The task » Copy out every line of the data below without changing a single character.

Input »
>> Begin

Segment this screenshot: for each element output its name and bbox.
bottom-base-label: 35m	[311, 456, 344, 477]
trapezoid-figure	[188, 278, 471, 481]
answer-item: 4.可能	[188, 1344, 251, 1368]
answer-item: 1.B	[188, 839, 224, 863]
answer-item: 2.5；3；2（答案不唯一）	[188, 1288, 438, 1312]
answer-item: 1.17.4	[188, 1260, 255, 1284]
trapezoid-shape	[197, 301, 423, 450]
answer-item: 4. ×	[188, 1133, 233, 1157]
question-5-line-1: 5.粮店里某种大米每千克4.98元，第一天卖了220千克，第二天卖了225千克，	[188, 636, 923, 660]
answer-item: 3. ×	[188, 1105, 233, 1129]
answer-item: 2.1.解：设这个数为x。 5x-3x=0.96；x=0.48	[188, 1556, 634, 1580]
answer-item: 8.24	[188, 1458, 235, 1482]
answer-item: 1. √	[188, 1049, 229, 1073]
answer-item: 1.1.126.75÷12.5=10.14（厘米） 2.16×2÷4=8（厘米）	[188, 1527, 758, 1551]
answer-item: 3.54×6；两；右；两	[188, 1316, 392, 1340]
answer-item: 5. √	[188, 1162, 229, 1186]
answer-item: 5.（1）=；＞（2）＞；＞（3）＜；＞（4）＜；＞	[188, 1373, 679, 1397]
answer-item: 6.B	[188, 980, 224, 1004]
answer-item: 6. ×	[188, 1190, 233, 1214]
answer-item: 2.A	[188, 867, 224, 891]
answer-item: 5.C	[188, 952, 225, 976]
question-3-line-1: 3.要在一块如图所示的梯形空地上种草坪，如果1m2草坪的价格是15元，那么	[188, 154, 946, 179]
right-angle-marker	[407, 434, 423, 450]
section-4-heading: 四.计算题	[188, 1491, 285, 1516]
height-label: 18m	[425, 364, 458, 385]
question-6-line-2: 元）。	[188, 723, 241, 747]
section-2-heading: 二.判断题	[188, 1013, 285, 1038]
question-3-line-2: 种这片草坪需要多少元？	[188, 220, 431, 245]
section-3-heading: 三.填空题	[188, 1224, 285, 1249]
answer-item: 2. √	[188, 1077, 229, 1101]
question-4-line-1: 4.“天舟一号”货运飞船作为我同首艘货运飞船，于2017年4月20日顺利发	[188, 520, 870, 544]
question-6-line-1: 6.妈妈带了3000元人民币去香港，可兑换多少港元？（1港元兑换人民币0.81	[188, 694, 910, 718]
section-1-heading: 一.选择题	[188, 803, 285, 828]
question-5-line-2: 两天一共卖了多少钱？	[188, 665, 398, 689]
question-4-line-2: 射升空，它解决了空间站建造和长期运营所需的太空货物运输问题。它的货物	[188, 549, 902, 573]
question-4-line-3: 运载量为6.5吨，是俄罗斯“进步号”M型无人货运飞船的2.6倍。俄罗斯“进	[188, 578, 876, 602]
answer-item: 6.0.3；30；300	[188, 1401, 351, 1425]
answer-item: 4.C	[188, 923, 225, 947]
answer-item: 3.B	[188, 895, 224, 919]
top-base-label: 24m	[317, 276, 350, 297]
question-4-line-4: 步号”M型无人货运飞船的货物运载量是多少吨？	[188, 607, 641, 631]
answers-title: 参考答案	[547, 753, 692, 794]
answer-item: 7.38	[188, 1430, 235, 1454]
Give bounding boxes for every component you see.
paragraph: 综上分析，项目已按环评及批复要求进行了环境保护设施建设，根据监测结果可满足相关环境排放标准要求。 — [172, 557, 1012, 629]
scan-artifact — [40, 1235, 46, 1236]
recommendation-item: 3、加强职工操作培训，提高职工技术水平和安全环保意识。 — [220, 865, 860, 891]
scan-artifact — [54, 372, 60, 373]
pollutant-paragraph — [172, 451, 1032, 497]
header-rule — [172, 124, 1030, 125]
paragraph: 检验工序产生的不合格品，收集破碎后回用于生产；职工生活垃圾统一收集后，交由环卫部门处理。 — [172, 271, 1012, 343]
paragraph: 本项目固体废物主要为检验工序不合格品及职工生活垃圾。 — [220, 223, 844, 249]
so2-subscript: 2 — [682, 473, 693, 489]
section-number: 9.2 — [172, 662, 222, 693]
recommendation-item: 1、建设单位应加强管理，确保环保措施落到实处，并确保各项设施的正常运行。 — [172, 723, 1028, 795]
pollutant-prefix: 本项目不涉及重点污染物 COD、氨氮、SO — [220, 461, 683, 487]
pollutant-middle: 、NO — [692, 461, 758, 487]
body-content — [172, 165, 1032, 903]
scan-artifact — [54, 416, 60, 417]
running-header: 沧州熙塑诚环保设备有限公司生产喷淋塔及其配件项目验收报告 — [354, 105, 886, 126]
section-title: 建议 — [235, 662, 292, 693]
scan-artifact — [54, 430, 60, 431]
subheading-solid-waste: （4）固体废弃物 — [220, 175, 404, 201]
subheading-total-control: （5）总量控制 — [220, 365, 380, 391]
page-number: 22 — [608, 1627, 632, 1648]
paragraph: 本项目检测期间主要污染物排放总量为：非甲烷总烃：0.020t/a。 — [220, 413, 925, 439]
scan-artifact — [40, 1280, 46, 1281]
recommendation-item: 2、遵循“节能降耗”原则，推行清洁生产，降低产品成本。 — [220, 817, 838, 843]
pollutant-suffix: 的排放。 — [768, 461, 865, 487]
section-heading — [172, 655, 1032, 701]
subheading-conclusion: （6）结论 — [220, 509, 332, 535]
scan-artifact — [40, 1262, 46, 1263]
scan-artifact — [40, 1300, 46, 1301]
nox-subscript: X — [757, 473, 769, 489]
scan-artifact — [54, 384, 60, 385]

>> End

Exercise answer »
Segment this screenshot: for each element output its name and bbox.
bottom-base-label: 35m	[311, 456, 344, 477]
trapezoid-figure	[188, 278, 471, 481]
answer-item: 4.可能	[188, 1344, 251, 1368]
answer-item: 1.B	[188, 839, 224, 863]
answer-item: 2.5；3；2（答案不唯一）	[188, 1288, 438, 1312]
answer-item: 1.17.4	[188, 1260, 255, 1284]
trapezoid-shape	[197, 301, 423, 450]
answer-item: 4. ×	[188, 1133, 233, 1157]
question-5-line-1: 5.粮店里某种大米每千克4.98元，第一天卖了220千克，第二天卖了225千克，	[188, 636, 923, 660]
answer-item: 3. ×	[188, 1105, 233, 1129]
answer-item: 2.1.解：设这个数为x。 5x-3x=0.96；x=0.48	[188, 1556, 634, 1580]
answer-item: 8.24	[188, 1458, 235, 1482]
answer-item: 1. √	[188, 1049, 229, 1073]
answer-item: 1.1.126.75÷12.5=10.14（厘米） 2.16×2÷4=8（厘米）	[188, 1527, 758, 1551]
answer-item: 3.54×6；两；右；两	[188, 1316, 392, 1340]
answer-item: 5. √	[188, 1162, 229, 1186]
answer-item: 5.（1）=；＞（2）＞；＞（3）＜；＞（4）＜；＞	[188, 1373, 679, 1397]
answer-item: 6.B	[188, 980, 224, 1004]
answer-item: 6. ×	[188, 1190, 233, 1214]
answer-item: 2.A	[188, 867, 224, 891]
answer-item: 5.C	[188, 952, 225, 976]
question-3-line-1: 3.要在一块如图所示的梯形空地上种草坪，如果1m2草坪的价格是15元，那么	[188, 154, 946, 179]
right-angle-marker	[407, 434, 423, 450]
section-4-heading: 四.计算题	[188, 1491, 285, 1516]
height-label: 18m	[425, 364, 458, 385]
question-6-line-2: 元）。	[188, 723, 241, 747]
section-2-heading: 二.判断题	[188, 1013, 285, 1038]
question-3-line-2: 种这片草坪需要多少元？	[188, 220, 431, 245]
section-3-heading: 三.填空题	[188, 1224, 285, 1249]
answer-item: 2. √	[188, 1077, 229, 1101]
question-4-line-1: 4.“天舟一号”货运飞船作为我同首艘货运飞船，于2017年4月20日顺利发	[188, 520, 870, 544]
question-6-line-1: 6.妈妈带了3000元人民币去香港，可兑换多少港元？（1港元兑换人民币0.81	[188, 694, 910, 718]
section-1-heading: 一.选择题	[188, 803, 285, 828]
question-5-line-2: 两天一共卖了多少钱？	[188, 665, 398, 689]
question-4-line-2: 射升空，它解决了空间站建造和长期运营所需的太空货物运输问题。它的货物	[188, 549, 902, 573]
question-4-line-3: 运载量为6.5吨，是俄罗斯“进步号”M型无人货运飞船的2.6倍。俄罗斯“进	[188, 578, 876, 602]
answer-item: 6.0.3；30；300	[188, 1401, 351, 1425]
answer-item: 4.C	[188, 923, 225, 947]
answer-item: 3.B	[188, 895, 224, 919]
top-base-label: 24m	[317, 276, 350, 297]
question-4-line-4: 步号”M型无人货运飞船的货物运载量是多少吨？	[188, 607, 641, 631]
answers-title: 参考答案	[547, 753, 692, 794]
answer-item: 7.38	[188, 1430, 235, 1454]
Give bounding boxes for every component you see.
paragraph: 综上分析，项目已按环评及批复要求进行了环境保护设施建设，根据监测结果可满足相关环境排放标准要求。 — [172, 557, 1012, 629]
scan-artifact — [40, 1235, 46, 1236]
recommendation-item: 3、加强职工操作培训，提高职工技术水平和安全环保意识。 — [220, 865, 860, 891]
scan-artifact — [54, 372, 60, 373]
pollutant-paragraph — [172, 451, 1032, 497]
header-rule — [172, 124, 1030, 125]
paragraph: 检验工序产生的不合格品，收集破碎后回用于生产；职工生活垃圾统一收集后，交由环卫部门处理。 — [172, 271, 1012, 343]
paragraph: 本项目固体废物主要为检验工序不合格品及职工生活垃圾。 — [220, 223, 844, 249]
so2-subscript: 2 — [682, 473, 693, 489]
section-number: 9.2 — [172, 662, 222, 693]
recommendation-item: 1、建设单位应加强管理，确保环保措施落到实处，并确保各项设施的正常运行。 — [172, 723, 1028, 795]
pollutant-prefix: 本项目不涉及重点污染物 COD、氨氮、SO — [220, 461, 683, 487]
pollutant-middle: 、NO — [692, 461, 758, 487]
body-content — [172, 165, 1032, 903]
scan-artifact — [54, 416, 60, 417]
running-header: 沧州熙塑诚环保设备有限公司生产喷淋塔及其配件项目验收报告 — [354, 105, 886, 126]
section-title: 建议 — [235, 662, 292, 693]
scan-artifact — [54, 430, 60, 431]
subheading-solid-waste: （4）固体废弃物 — [220, 175, 404, 201]
subheading-total-control: （5）总量控制 — [220, 365, 380, 391]
page-number: 22 — [608, 1627, 632, 1648]
paragraph: 本项目检测期间主要污染物排放总量为：非甲烷总烃：0.020t/a。 — [220, 413, 925, 439]
scan-artifact — [40, 1280, 46, 1281]
recommendation-item: 2、遵循“节能降耗”原则，推行清洁生产，降低产品成本。 — [220, 817, 838, 843]
pollutant-suffix: 的排放。 — [768, 461, 865, 487]
section-heading — [172, 655, 1032, 701]
subheading-conclusion: （6）结论 — [220, 509, 332, 535]
scan-artifact — [40, 1262, 46, 1263]
scan-artifact — [40, 1300, 46, 1301]
nox-subscript: X — [757, 473, 769, 489]
scan-artifact — [54, 384, 60, 385]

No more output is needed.